◆ DATA FOR THIS TASK
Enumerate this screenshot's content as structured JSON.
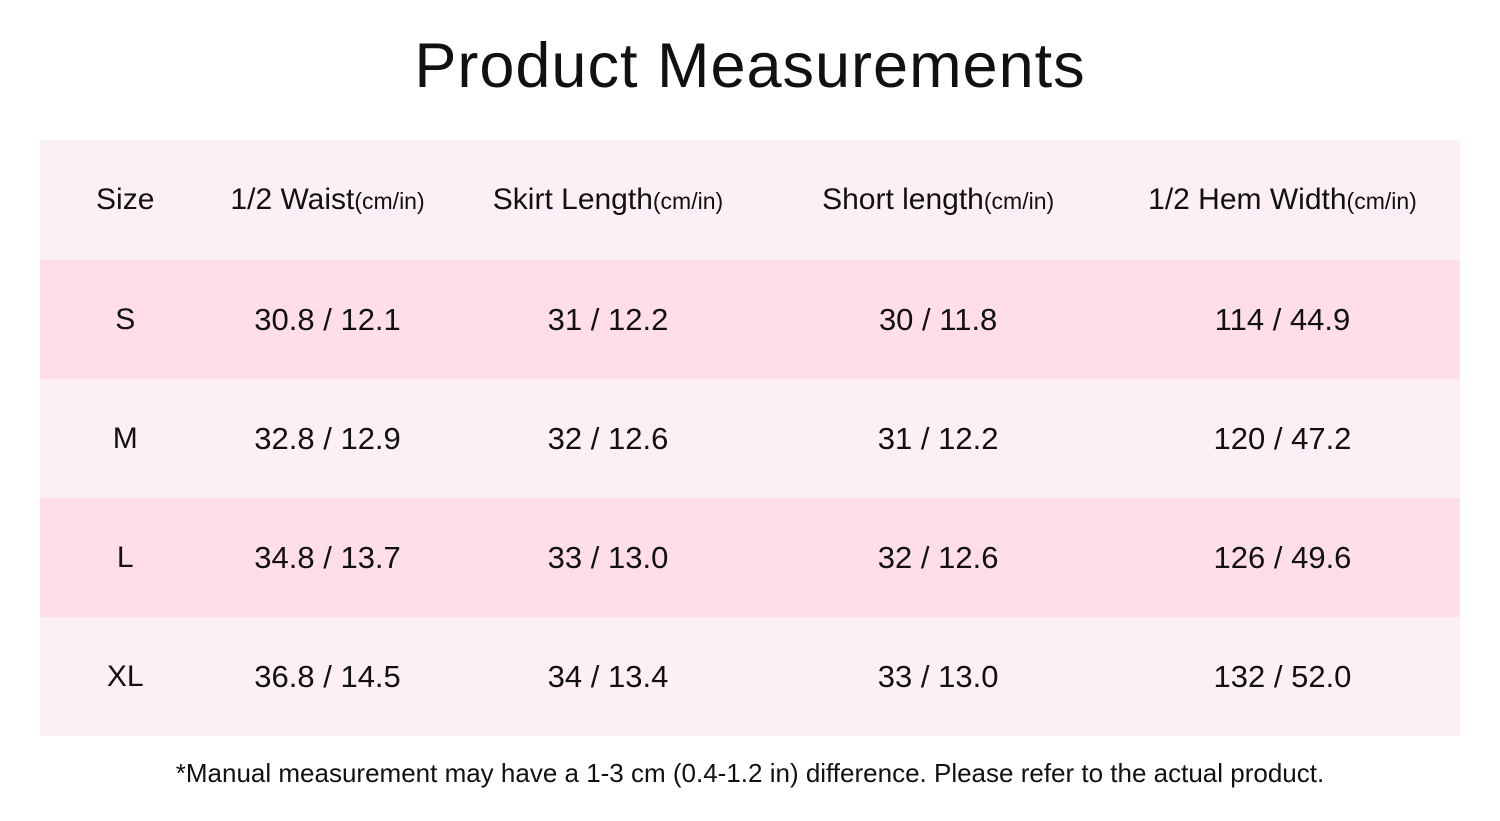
{
  "title": "Product Measurements",
  "table": {
    "columns": [
      {
        "label": "Size",
        "unit": ""
      },
      {
        "label": "1/2 Waist",
        "unit": "(cm/in)"
      },
      {
        "label": "Skirt Length",
        "unit": "(cm/in)"
      },
      {
        "label": "Short length",
        "unit": "(cm/in)"
      },
      {
        "label": "1/2 Hem Width",
        "unit": "(cm/in)"
      }
    ],
    "rows": [
      {
        "size": "S",
        "half_waist": "30.8 / 12.1",
        "skirt_length": "31 / 12.2",
        "short_length": "30 / 11.8",
        "half_hem_width": "114 / 44.9"
      },
      {
        "size": "M",
        "half_waist": "32.8 / 12.9",
        "skirt_length": "32 / 12.6",
        "short_length": "31 / 12.2",
        "half_hem_width": "120 / 47.2"
      },
      {
        "size": "L",
        "half_waist": "34.8 / 13.7",
        "skirt_length": "33 / 13.0",
        "short_length": "32 / 12.6",
        "half_hem_width": "126 / 49.6"
      },
      {
        "size": "XL",
        "half_waist": "36.8 / 14.5",
        "skirt_length": "34 / 13.4",
        "short_length": "33 / 13.0",
        "half_hem_width": "132 / 52.0"
      }
    ]
  },
  "footnote": "*Manual measurement may have a 1-3 cm (0.4-1.2 in) difference. Please refer to the actual product.",
  "colors": {
    "row_light": "#fdeff6",
    "row_dark": "#ffdee8",
    "text": "#111111",
    "background": "#ffffff"
  },
  "chart_data": {
    "type": "table",
    "title": "Product Measurements",
    "columns": [
      "Size",
      "1/2 Waist(cm/in)",
      "Skirt Length(cm/in)",
      "Short length(cm/in)",
      "1/2 Hem Width(cm/in)"
    ],
    "rows": [
      [
        "S",
        "30.8 / 12.1",
        "31 / 12.2",
        "30 / 11.8",
        "114 / 44.9"
      ],
      [
        "M",
        "32.8 / 12.9",
        "32 / 12.6",
        "31 / 12.2",
        "120 / 47.2"
      ],
      [
        "L",
        "34.8 / 13.7",
        "33 / 13.0",
        "32 / 12.6",
        "126 / 49.6"
      ],
      [
        "XL",
        "36.8 / 14.5",
        "34 / 13.4",
        "33 / 13.0",
        "132 / 52.0"
      ]
    ],
    "annotation": "*Manual measurement may have a 1-3 cm (0.4-1.2 in) difference. Please refer to the actual product."
  }
}
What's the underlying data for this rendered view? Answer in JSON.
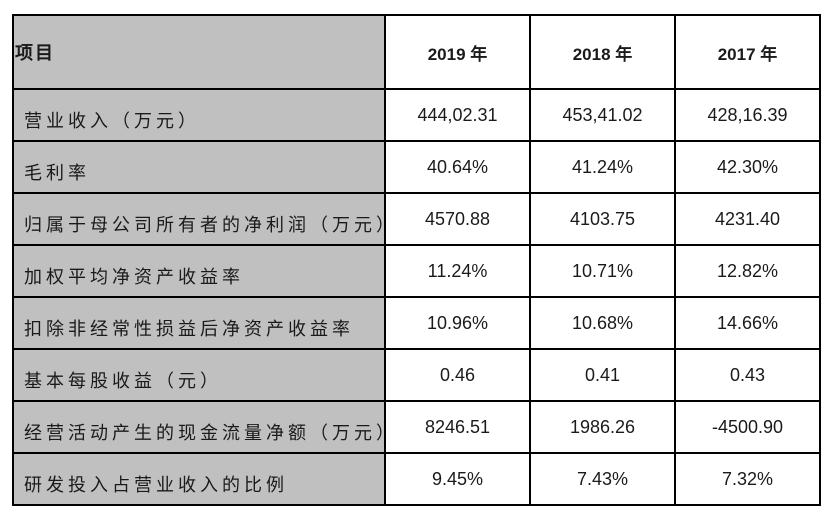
{
  "table": {
    "header": {
      "item_label": "项目",
      "years": [
        "2019 年",
        "2018 年",
        "2017 年"
      ]
    },
    "rows": [
      {
        "label": "营业收入（万元）",
        "values": [
          "444,02.31",
          "453,41.02",
          "428,16.39"
        ]
      },
      {
        "label": "毛利率",
        "values": [
          "40.64%",
          "41.24%",
          "42.30%"
        ]
      },
      {
        "label": "归属于母公司所有者的净利润（万元）",
        "values": [
          "4570.88",
          "4103.75",
          "4231.40"
        ]
      },
      {
        "label": "加权平均净资产收益率",
        "values": [
          "11.24%",
          "10.71%",
          "12.82%"
        ]
      },
      {
        "label": "扣除非经常性损益后净资产收益率",
        "values": [
          "10.96%",
          "10.68%",
          "14.66%"
        ]
      },
      {
        "label": "基本每股收益（元）",
        "values": [
          "0.46",
          "0.41",
          "0.43"
        ]
      },
      {
        "label": "经营活动产生的现金流量净额（万元）",
        "values": [
          "8246.51",
          "1986.26",
          "-4500.90"
        ]
      },
      {
        "label": "研发投入占营业收入的比例",
        "values": [
          "9.45%",
          "7.43%",
          "7.32%"
        ]
      }
    ],
    "colors": {
      "label_column_bg": "#c0c0c0",
      "value_cell_bg": "#ffffff",
      "border": "#000000",
      "text": "#1a1a1a",
      "page_bg": "#ffffff"
    }
  },
  "chart_data": {
    "type": "table",
    "title": "",
    "columns": [
      "项目",
      "2019 年",
      "2018 年",
      "2017 年"
    ],
    "rows": [
      [
        "营业收入（万元）",
        "444,02.31",
        "453,41.02",
        "428,16.39"
      ],
      [
        "毛利率",
        "40.64%",
        "41.24%",
        "42.30%"
      ],
      [
        "归属于母公司所有者的净利润（万元）",
        "4570.88",
        "4103.75",
        "4231.40"
      ],
      [
        "加权平均净资产收益率",
        "11.24%",
        "10.71%",
        "12.82%"
      ],
      [
        "扣除非经常性损益后净资产收益率",
        "10.96%",
        "10.68%",
        "14.66%"
      ],
      [
        "基本每股收益（元）",
        "0.46",
        "0.41",
        "0.43"
      ],
      [
        "经营活动产生的现金流量净额（万元）",
        "8246.51",
        "1986.26",
        "-4500.90"
      ],
      [
        "研发投入占营业收入的比例",
        "9.45%",
        "7.43%",
        "7.32%"
      ]
    ]
  }
}
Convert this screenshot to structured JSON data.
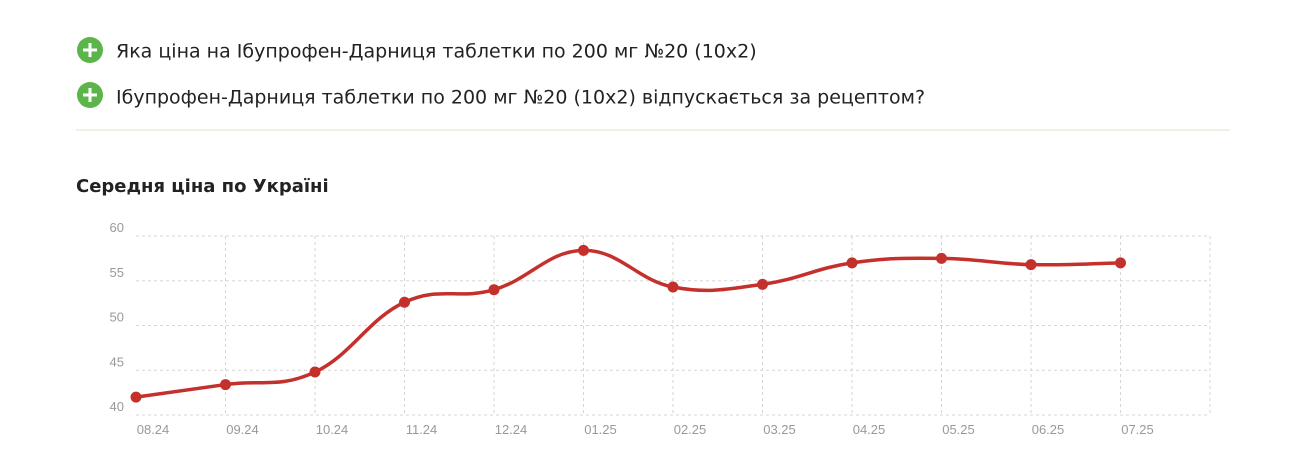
{
  "faq": [
    "Яка ціна на Ібупрофен-Дарниця таблетки по 200 мг №20 (10x2)",
    "Ібупрофен-Дарниця таблетки по 200 мг №20 (10x2) відпускається за рецептом?"
  ],
  "chart_data": {
    "type": "line",
    "title": "Середня ціна по Україні",
    "categories": [
      "08.24",
      "09.24",
      "10.24",
      "11.24",
      "12.24",
      "01.25",
      "02.25",
      "03.25",
      "04.25",
      "05.25",
      "06.25",
      "07.25"
    ],
    "values": [
      42.0,
      43.4,
      44.8,
      52.6,
      54.0,
      58.4,
      54.3,
      54.6,
      57.0,
      57.5,
      56.8,
      57.0
    ],
    "color": "#c4302b",
    "ylim": [
      40,
      60
    ],
    "yticks": [
      40,
      45,
      50,
      55,
      60
    ],
    "grid": true
  }
}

◆ TASK OBJECTIVE
Copy the data word for word. Pictures do not go in the copy.

◆ EXERCISE OUTPUT
Enumerate this screenshot's content as structured JSON.
{
  "title": "Product Measurements",
  "table": {
    "columns": [
      {
        "label": "Size",
        "unit": ""
      },
      {
        "label": "1/2 Waist",
        "unit": "(cm/in)"
      },
      {
        "label": "Skirt Length",
        "unit": "(cm/in)"
      },
      {
        "label": "Short length",
        "unit": "(cm/in)"
      },
      {
        "label": "1/2 Hem Width",
        "unit": "(cm/in)"
      }
    ],
    "rows": [
      {
        "size": "S",
        "half_waist": "30.8 / 12.1",
        "skirt_length": "31 / 12.2",
        "short_length": "30 / 11.8",
        "half_hem_width": "114 / 44.9"
      },
      {
        "size": "M",
        "half_waist": "32.8 / 12.9",
        "skirt_length": "32 / 12.6",
        "short_length": "31 / 12.2",
        "half_hem_width": "120 / 47.2"
      },
      {
        "size": "L",
        "half_waist": "34.8 / 13.7",
        "skirt_length": "33 / 13.0",
        "short_length": "32 / 12.6",
        "half_hem_width": "126 / 49.6"
      },
      {
        "size": "XL",
        "half_waist": "36.8 / 14.5",
        "skirt_length": "34 / 13.4",
        "short_length": "33 / 13.0",
        "half_hem_width": "132 / 52.0"
      }
    ]
  },
  "footnote": "*Manual measurement may have a 1-3 cm (0.4-1.2 in) difference. Please refer to the actual product.",
  "colors": {
    "row_light": "#fdeff6",
    "row_dark": "#ffdee8",
    "text": "#111111",
    "background": "#ffffff"
  },
  "chart_data": {
    "type": "table",
    "title": "Product Measurements",
    "columns": [
      "Size",
      "1/2 Waist(cm/in)",
      "Skirt Length(cm/in)",
      "Short length(cm/in)",
      "1/2 Hem Width(cm/in)"
    ],
    "rows": [
      [
        "S",
        "30.8 / 12.1",
        "31 / 12.2",
        "30 / 11.8",
        "114 / 44.9"
      ],
      [
        "M",
        "32.8 / 12.9",
        "32 / 12.6",
        "31 / 12.2",
        "120 / 47.2"
      ],
      [
        "L",
        "34.8 / 13.7",
        "33 / 13.0",
        "32 / 12.6",
        "126 / 49.6"
      ],
      [
        "XL",
        "36.8 / 14.5",
        "34 / 13.4",
        "33 / 13.0",
        "132 / 52.0"
      ]
    ],
    "annotation": "*Manual measurement may have a 1-3 cm (0.4-1.2 in) difference. Please refer to the actual product."
  }
}
What's the underlying data for this rendered view? Answer in JSON.
{
  "table": {
    "header": {
      "item_label": "项目",
      "years": [
        "2019 年",
        "2018 年",
        "2017 年"
      ]
    },
    "rows": [
      {
        "label": "营业收入（万元）",
        "values": [
          "444,02.31",
          "453,41.02",
          "428,16.39"
        ]
      },
      {
        "label": "毛利率",
        "values": [
          "40.64%",
          "41.24%",
          "42.30%"
        ]
      },
      {
        "label": "归属于母公司所有者的净利润（万元）",
        "values": [
          "4570.88",
          "4103.75",
          "4231.40"
        ]
      },
      {
        "label": "加权平均净资产收益率",
        "values": [
          "11.24%",
          "10.71%",
          "12.82%"
        ]
      },
      {
        "label": "扣除非经常性损益后净资产收益率",
        "values": [
          "10.96%",
          "10.68%",
          "14.66%"
        ]
      },
      {
        "label": "基本每股收益（元）",
        "values": [
          "0.46",
          "0.41",
          "0.43"
        ]
      },
      {
        "label": "经营活动产生的现金流量净额（万元）",
        "values": [
          "8246.51",
          "1986.26",
          "-4500.90"
        ]
      },
      {
        "label": "研发投入占营业收入的比例",
        "values": [
          "9.45%",
          "7.43%",
          "7.32%"
        ]
      }
    ],
    "colors": {
      "label_column_bg": "#c0c0c0",
      "value_cell_bg": "#ffffff",
      "border": "#000000",
      "text": "#1a1a1a",
      "page_bg": "#ffffff"
    }
  },
  "chart_data": {
    "type": "table",
    "title": "",
    "columns": [
      "项目",
      "2019 年",
      "2018 年",
      "2017 年"
    ],
    "rows": [
      [
        "营业收入（万元）",
        "444,02.31",
        "453,41.02",
        "428,16.39"
      ],
      [
        "毛利率",
        "40.64%",
        "41.24%",
        "42.30%"
      ],
      [
        "归属于母公司所有者的净利润（万元）",
        "4570.88",
        "4103.75",
        "4231.40"
      ],
      [
        "加权平均净资产收益率",
        "11.24%",
        "10.71%",
        "12.82%"
      ],
      [
        "扣除非经常性损益后净资产收益率",
        "10.96%",
        "10.68%",
        "14.66%"
      ],
      [
        "基本每股收益（元）",
        "0.46",
        "0.41",
        "0.43"
      ],
      [
        "经营活动产生的现金流量净额（万元）",
        "8246.51",
        "1986.26",
        "-4500.90"
      ],
      [
        "研发投入占营业收入的比例",
        "9.45%",
        "7.43%",
        "7.32%"
      ]
    ]
  }
}
Convert this screenshot to structured JSON data.
{
  "faq": [
    "Яка ціна на Ібупрофен-Дарниця таблетки по 200 мг №20 (10x2)",
    "Ібупрофен-Дарниця таблетки по 200 мг №20 (10x2) відпускається за рецептом?"
  ],
  "chart_data": {
    "type": "line",
    "title": "Середня ціна по Україні",
    "categories": [
      "08.24",
      "09.24",
      "10.24",
      "11.24",
      "12.24",
      "01.25",
      "02.25",
      "03.25",
      "04.25",
      "05.25",
      "06.25",
      "07.25"
    ],
    "values": [
      42.0,
      43.4,
      44.8,
      52.6,
      54.0,
      58.4,
      54.3,
      54.6,
      57.0,
      57.5,
      56.8,
      57.0
    ],
    "color": "#c4302b",
    "ylim": [
      40,
      60
    ],
    "yticks": [
      40,
      45,
      50,
      55,
      60
    ],
    "grid": true
  }
}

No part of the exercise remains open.